VORLIEGENDER TEXT.
----

Reto Weiler über das Hans-Wissenschaftskolleg und sein Verständnis als neuer Rektor des Institute of Advanced Studies


Am 22. Oktober 2008 wurde Prof. Dr. Reto Weiler offiziell ins Amt des neuen Rektors des Hanse-Wissenschaftskollegs (HWK) eingeführt. Als Institute of Advanced Studies fördert es seit elf Jahren das Forschungspotential insbesondere der Universitäten Oldenburg und Bremen, indem es GastwissenschaftlerInnen (Fellows) aus aller Welt einlädt, die im Kolleggebäude wohnen und in den Universitäten arbeiten. Das Kolleg, das vom Wissenschaftsrat bei seiner ersten Evaluation sehr positiv bewertet wurde, sei, so Weiler in seiner Rede vor etwa 300 Gästen, „eine soziale Veranstaltung wissenschaftlicher Kreativität und ein Experiment des Verstehens“. Seine Rede nachfolgend im Wortlaut:

Ich hoffe, dass Sie meine Freude nachvollziehen können, dass ich dem Hanse-Wissenschaftskolleg nun als Rektor vorstehen darf. Man kann ohne Übertreibung sagen, dass es in der gesamten Nordwest-Region die vielleicht spannendste aber auch erfreulichste akademische Leitungsposition ist. Woran liegt das? Sicher nicht nur am reservierten Parkplatz vor dem Eingang und der herausragenden Architektur des Gebäudes, welche sich dem Besucher so einladend öffnet. Nein, es liegt daran, dass ein Advanced Study Institute sozusagen die Königsliga der Wissenschaft darstellt und dieser in einer ganz besonderen Weise verpflichtet ist.

Neuer HWK-Rektor: Reto Weiler: "Experiment des Verstehens".

----

BEREITGESTELLTE DATEN.
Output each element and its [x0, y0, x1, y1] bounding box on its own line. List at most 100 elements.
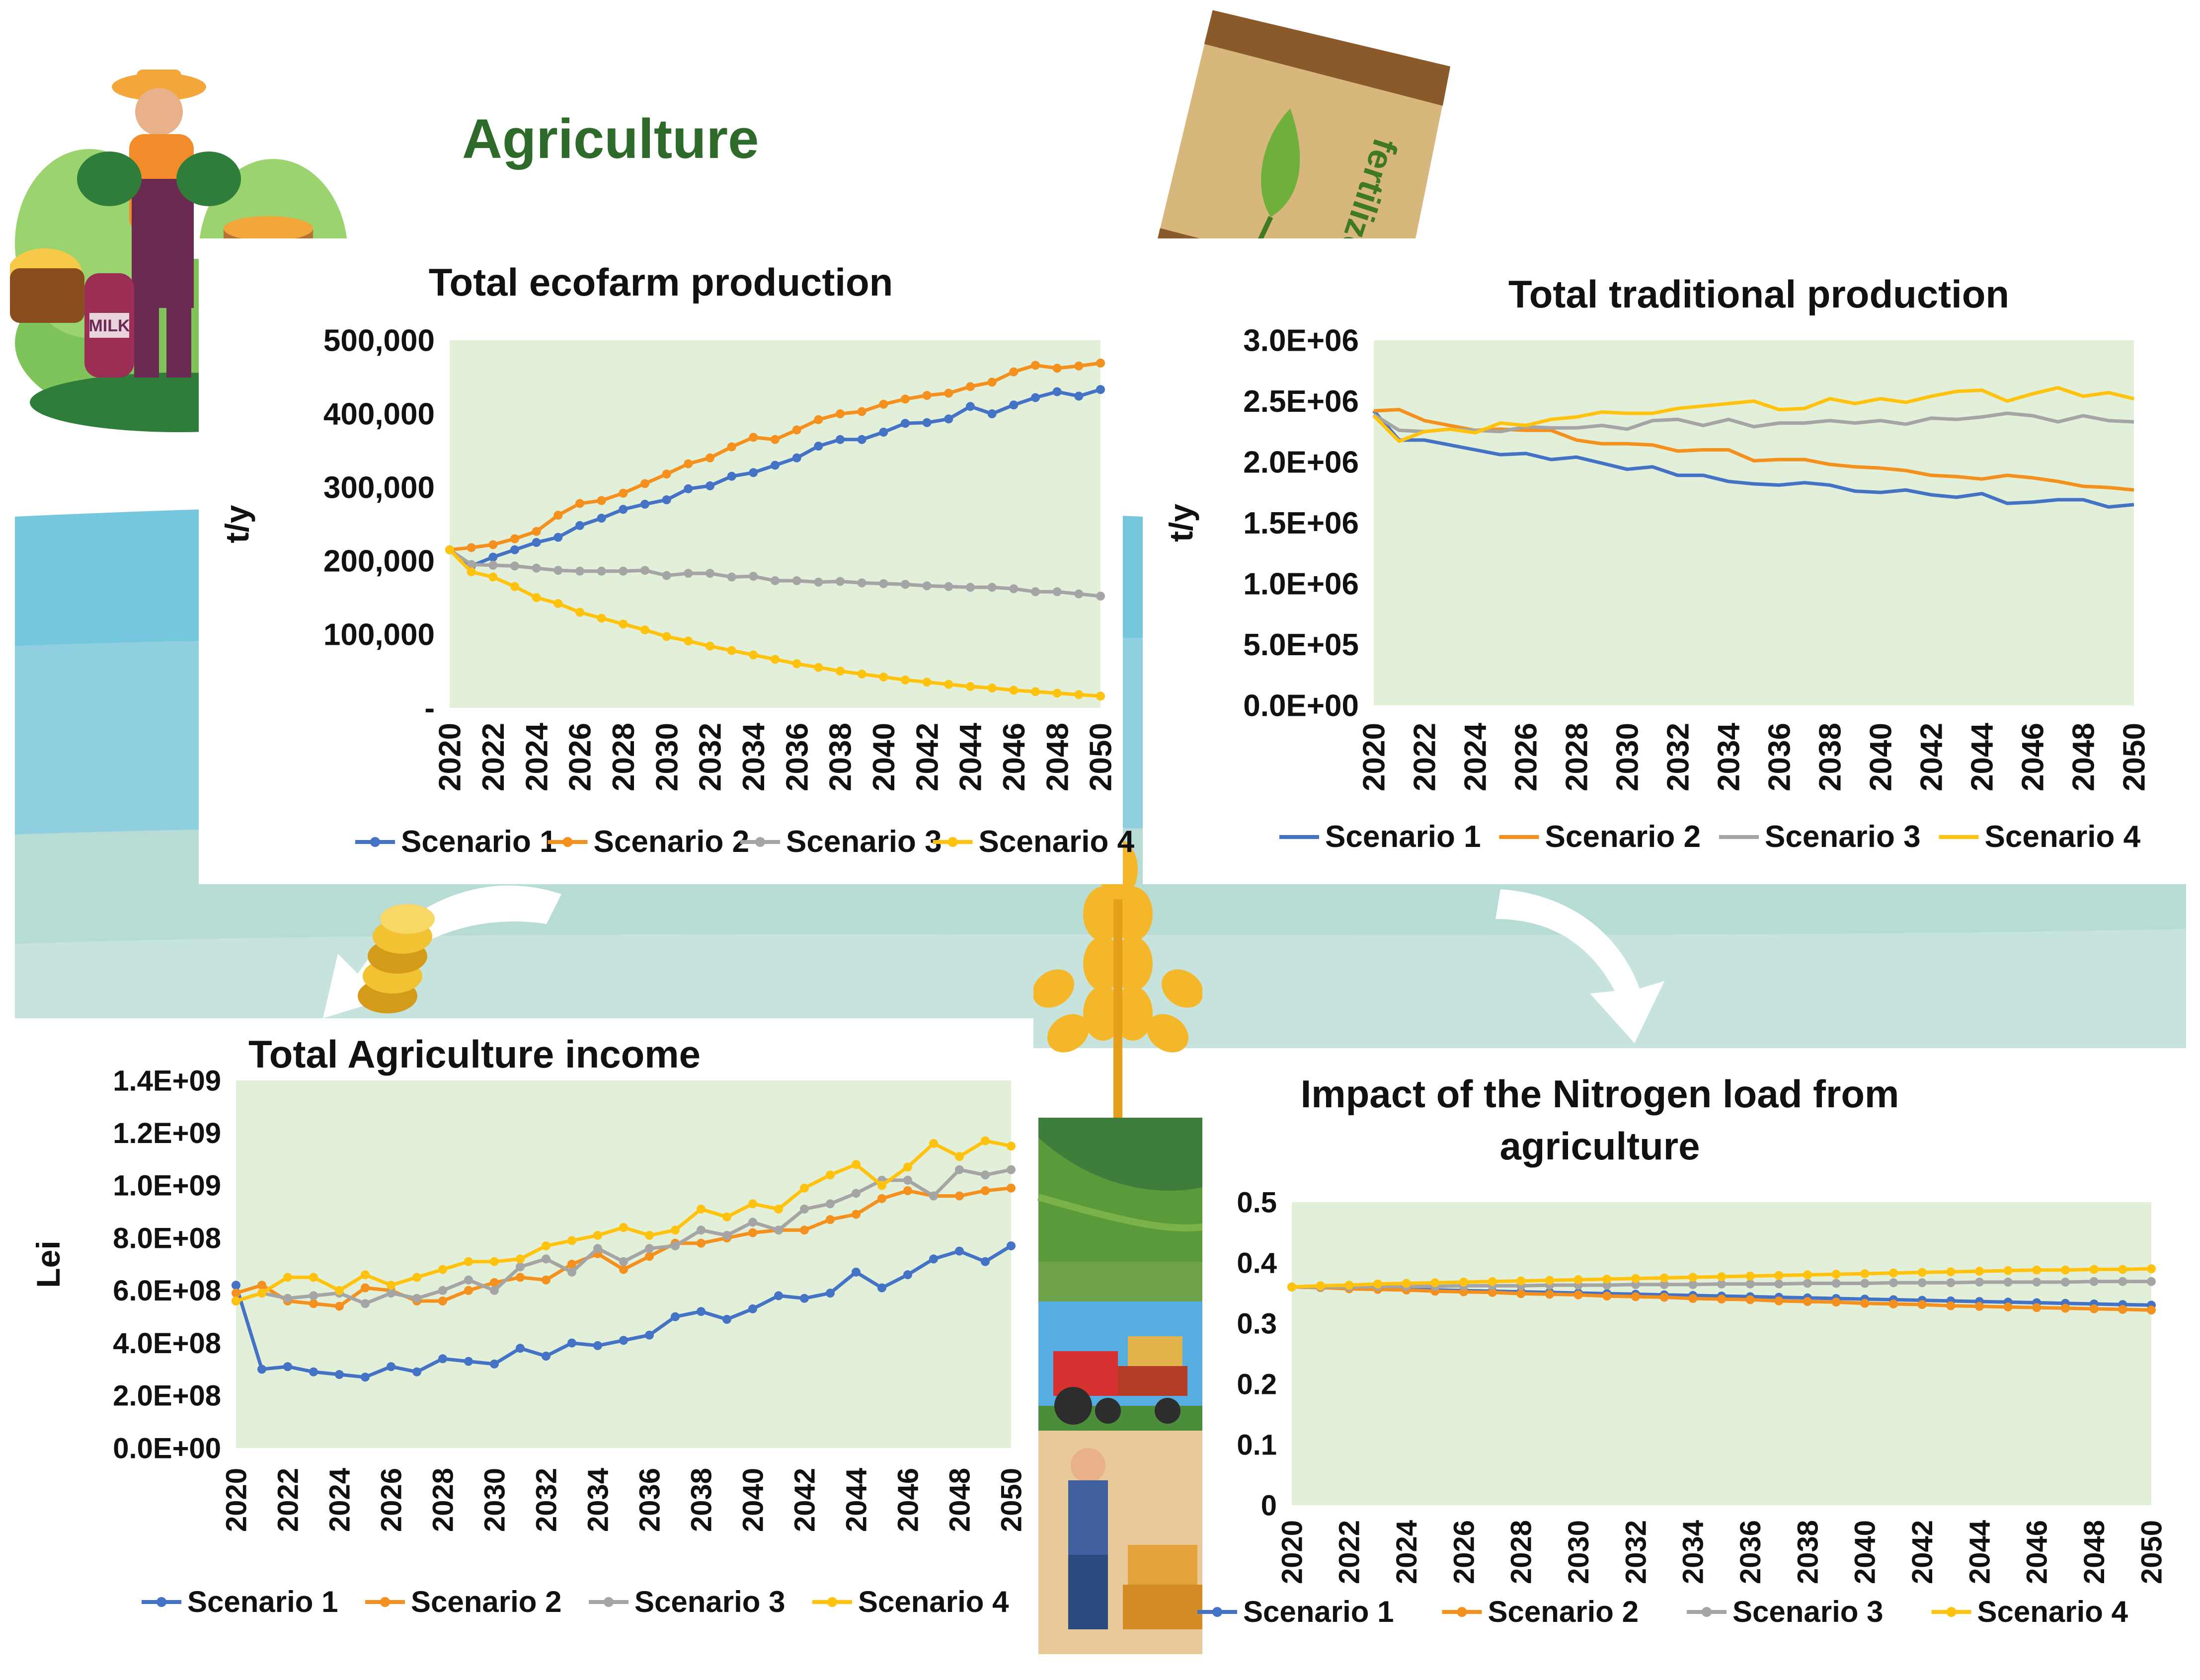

----

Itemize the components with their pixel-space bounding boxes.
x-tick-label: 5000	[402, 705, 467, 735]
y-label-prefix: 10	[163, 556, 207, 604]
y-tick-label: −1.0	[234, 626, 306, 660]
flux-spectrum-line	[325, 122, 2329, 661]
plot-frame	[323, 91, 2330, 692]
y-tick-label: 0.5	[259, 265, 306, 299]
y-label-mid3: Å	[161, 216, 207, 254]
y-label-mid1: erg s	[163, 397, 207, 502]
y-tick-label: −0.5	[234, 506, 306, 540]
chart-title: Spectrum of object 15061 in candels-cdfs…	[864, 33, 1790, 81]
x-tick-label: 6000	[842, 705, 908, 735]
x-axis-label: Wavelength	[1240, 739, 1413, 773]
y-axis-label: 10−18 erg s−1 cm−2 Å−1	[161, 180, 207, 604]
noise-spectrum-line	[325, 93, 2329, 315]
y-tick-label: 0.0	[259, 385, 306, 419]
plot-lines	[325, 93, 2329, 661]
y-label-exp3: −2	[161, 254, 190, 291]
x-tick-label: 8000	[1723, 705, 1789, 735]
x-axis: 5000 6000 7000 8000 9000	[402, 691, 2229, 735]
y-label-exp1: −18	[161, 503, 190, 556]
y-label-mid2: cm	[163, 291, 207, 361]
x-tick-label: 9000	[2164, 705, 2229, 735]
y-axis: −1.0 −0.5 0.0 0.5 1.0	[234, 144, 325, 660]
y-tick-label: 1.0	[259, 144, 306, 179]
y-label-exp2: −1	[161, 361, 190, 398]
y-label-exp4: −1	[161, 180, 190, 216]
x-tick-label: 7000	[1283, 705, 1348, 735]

----

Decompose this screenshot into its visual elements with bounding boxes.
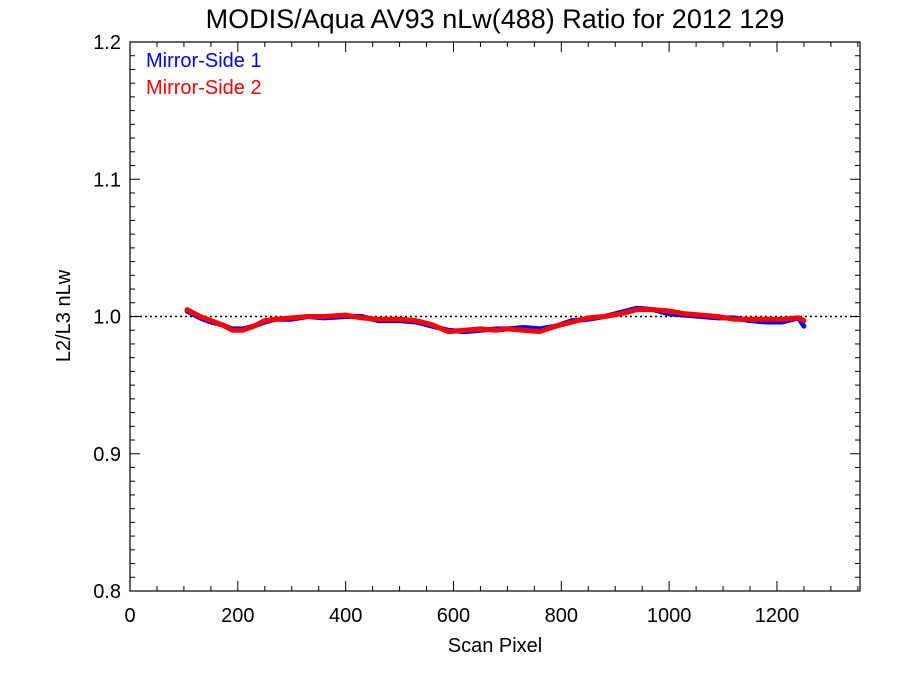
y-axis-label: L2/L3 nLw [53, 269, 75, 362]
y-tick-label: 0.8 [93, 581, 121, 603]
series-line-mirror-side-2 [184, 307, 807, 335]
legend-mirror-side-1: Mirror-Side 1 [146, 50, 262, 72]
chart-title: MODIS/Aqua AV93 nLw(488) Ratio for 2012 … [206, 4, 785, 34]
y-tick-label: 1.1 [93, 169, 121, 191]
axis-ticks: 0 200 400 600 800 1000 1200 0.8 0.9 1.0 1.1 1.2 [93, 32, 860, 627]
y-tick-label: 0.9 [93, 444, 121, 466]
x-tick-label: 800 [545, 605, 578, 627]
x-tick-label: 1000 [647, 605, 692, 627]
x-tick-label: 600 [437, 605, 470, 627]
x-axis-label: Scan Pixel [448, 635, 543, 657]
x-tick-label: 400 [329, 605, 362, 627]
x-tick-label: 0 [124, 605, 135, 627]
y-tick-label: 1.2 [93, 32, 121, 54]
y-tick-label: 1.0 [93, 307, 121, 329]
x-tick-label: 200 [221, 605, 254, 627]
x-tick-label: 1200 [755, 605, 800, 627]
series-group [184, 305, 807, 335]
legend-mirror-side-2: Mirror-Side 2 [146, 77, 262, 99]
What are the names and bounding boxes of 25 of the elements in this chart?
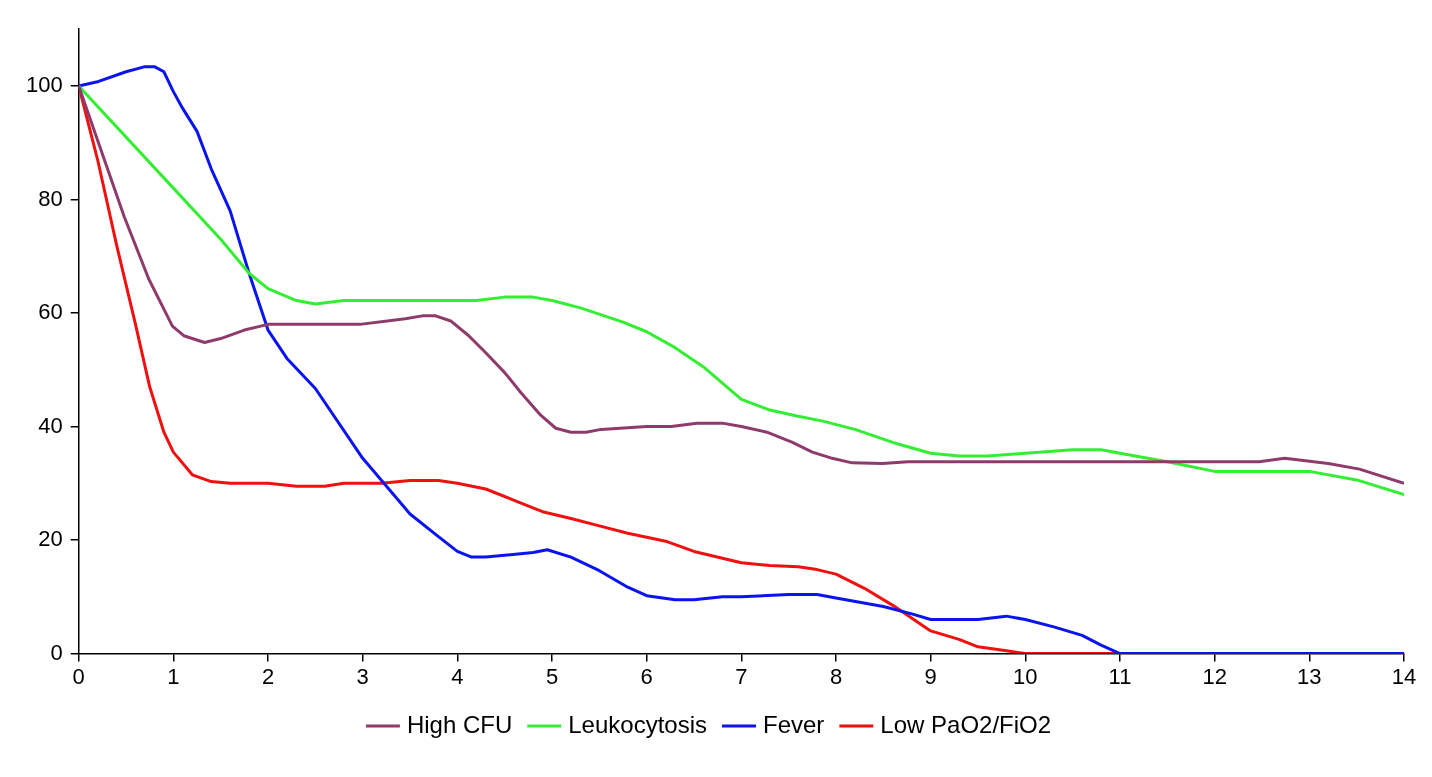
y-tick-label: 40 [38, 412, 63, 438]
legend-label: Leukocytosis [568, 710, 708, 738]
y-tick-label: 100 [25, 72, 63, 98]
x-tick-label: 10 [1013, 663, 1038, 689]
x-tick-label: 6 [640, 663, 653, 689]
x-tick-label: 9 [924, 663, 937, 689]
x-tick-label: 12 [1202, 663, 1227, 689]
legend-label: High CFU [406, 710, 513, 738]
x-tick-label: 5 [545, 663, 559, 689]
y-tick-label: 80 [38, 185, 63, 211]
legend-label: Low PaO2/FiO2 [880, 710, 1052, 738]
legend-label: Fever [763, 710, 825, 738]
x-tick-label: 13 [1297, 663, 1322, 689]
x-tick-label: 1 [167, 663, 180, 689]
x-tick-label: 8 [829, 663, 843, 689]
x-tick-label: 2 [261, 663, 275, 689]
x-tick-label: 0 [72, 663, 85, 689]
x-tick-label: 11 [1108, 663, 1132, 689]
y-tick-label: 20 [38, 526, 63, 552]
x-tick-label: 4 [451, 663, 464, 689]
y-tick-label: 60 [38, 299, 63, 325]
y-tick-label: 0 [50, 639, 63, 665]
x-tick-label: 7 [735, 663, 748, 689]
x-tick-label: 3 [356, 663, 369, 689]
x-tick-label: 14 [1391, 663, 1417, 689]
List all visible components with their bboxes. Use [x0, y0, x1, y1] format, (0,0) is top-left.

----

DIE AUFGABE.
Liste alle Datums-, Zeitraum- und Mengenangaben aus dem Text über die Amtseinführung von Reto Weiler auf und gib jeweils an, worauf sie sich beziehen. Die Zeilen werden für die Bearbeitung nicht gebraucht.

RICHTIGE LÖSUNG.
- 22. Oktober 2008: Tag, an dem Reto Weiler offiziell ins Amt des Rektors eingeführt wurde
- seit elf Jahren: so lange fördert das Kolleg das Forschungspotential der Universitäten
- etwa 300: Zahl der Gäste bei Weilers Rede